Brief >> Filter the entries and keep only the lines where the string "hike" appears.

>> Start Input rows

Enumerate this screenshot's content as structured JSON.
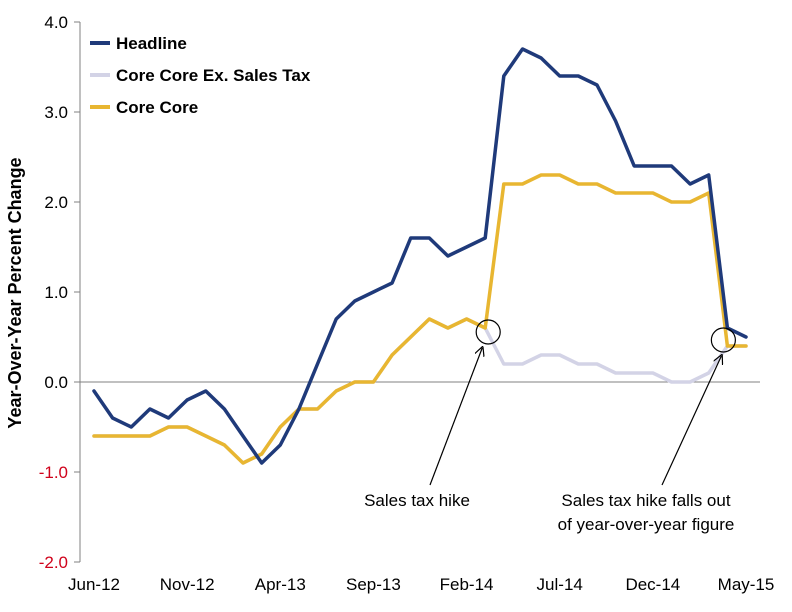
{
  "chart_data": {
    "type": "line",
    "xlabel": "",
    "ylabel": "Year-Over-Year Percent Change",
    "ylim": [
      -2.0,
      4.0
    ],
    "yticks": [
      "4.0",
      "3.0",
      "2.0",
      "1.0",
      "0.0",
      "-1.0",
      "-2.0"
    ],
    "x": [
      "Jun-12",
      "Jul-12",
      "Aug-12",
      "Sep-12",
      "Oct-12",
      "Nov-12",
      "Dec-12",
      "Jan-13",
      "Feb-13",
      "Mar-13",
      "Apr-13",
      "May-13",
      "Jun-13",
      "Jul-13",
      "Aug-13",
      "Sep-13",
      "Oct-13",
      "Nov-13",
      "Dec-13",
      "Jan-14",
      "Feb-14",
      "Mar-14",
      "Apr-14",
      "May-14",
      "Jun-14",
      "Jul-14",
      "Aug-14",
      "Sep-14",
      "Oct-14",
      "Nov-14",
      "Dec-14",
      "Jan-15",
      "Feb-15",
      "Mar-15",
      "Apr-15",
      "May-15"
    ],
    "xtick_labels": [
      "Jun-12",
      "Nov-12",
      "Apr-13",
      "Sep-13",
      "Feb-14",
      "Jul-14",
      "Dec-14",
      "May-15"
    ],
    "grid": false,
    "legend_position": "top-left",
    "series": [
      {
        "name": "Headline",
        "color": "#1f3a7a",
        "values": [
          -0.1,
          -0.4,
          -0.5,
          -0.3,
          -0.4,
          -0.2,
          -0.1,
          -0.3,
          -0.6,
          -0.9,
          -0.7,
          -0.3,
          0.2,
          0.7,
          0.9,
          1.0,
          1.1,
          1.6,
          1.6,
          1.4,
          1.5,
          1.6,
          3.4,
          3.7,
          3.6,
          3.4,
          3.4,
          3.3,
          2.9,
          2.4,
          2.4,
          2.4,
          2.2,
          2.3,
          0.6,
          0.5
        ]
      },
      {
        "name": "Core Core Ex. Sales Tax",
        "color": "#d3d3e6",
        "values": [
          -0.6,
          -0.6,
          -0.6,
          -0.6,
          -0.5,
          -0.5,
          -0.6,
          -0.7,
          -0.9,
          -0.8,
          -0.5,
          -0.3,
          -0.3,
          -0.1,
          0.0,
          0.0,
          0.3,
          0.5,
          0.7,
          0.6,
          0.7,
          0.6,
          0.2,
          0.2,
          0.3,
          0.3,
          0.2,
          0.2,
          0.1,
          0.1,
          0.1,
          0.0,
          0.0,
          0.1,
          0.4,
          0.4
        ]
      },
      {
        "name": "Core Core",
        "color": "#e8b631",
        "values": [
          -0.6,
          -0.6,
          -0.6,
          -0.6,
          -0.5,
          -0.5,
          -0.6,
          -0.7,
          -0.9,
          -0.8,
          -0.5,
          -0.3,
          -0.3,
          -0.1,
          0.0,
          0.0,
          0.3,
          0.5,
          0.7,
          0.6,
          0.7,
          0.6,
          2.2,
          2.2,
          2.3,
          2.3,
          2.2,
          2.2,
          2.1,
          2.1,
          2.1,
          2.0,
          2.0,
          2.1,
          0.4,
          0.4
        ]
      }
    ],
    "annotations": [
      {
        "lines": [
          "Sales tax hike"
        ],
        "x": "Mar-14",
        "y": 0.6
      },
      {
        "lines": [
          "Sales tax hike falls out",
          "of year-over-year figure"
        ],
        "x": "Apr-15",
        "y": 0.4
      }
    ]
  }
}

>> End Input rows
>> Start Input rows

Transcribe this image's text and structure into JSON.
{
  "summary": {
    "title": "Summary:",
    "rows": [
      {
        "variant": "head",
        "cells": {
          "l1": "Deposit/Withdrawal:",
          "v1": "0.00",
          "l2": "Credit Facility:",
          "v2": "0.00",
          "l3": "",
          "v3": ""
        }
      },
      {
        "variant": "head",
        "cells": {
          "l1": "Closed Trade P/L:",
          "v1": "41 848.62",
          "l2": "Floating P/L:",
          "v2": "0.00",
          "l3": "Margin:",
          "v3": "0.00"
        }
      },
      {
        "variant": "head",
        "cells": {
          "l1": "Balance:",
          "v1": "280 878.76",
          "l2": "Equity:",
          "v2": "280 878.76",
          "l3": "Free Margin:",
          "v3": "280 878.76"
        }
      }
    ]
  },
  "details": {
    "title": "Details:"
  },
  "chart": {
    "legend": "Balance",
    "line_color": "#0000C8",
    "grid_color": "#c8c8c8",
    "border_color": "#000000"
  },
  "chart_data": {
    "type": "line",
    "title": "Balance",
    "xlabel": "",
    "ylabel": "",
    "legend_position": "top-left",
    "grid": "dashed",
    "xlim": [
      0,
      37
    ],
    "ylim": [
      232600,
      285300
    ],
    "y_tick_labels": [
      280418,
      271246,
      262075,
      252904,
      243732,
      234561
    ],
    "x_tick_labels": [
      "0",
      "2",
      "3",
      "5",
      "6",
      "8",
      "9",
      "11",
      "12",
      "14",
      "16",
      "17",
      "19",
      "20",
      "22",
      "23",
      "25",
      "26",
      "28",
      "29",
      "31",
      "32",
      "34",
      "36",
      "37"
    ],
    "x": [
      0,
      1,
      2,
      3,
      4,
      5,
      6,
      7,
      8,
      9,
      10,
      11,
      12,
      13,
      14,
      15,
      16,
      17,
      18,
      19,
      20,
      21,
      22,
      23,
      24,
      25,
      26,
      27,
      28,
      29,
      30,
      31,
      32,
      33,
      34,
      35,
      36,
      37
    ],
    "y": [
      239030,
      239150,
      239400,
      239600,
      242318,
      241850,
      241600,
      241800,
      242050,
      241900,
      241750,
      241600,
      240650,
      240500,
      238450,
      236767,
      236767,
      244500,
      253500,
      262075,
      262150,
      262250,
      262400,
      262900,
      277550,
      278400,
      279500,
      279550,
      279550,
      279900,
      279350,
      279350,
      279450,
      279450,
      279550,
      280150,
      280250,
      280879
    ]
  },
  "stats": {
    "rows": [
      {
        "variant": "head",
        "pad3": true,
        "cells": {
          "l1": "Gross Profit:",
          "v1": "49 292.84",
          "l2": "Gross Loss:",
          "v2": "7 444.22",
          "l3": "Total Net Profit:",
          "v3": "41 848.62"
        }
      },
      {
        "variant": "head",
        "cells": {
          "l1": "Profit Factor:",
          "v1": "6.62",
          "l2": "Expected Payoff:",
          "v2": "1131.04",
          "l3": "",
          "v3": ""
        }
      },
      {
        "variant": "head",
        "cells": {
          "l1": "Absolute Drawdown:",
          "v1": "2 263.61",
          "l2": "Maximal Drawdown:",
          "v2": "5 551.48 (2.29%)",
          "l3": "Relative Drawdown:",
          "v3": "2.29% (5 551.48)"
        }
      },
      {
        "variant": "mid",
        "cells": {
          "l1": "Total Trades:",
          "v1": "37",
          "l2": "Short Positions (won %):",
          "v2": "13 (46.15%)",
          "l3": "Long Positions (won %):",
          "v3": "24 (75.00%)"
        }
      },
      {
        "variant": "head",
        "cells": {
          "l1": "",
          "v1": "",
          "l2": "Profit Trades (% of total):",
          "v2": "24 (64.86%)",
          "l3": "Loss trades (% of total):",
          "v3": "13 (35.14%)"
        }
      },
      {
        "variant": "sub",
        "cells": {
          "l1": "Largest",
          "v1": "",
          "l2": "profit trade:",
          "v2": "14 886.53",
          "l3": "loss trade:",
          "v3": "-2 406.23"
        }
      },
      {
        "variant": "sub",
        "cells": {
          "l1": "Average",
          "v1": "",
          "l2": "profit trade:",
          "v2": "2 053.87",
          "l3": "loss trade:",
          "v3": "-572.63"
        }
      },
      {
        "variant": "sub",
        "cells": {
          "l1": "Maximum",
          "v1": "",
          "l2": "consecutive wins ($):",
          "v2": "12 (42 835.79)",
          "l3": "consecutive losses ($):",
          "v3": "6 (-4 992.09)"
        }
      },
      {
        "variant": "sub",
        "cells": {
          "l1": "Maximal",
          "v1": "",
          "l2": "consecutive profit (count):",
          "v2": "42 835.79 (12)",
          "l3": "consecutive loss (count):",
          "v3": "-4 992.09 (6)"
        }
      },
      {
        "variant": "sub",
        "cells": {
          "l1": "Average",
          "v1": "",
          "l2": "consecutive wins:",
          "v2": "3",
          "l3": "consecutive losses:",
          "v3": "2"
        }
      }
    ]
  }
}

>> End Input rows

Expected output >>
          "Sales tax hike"
          "Sales tax hike falls out",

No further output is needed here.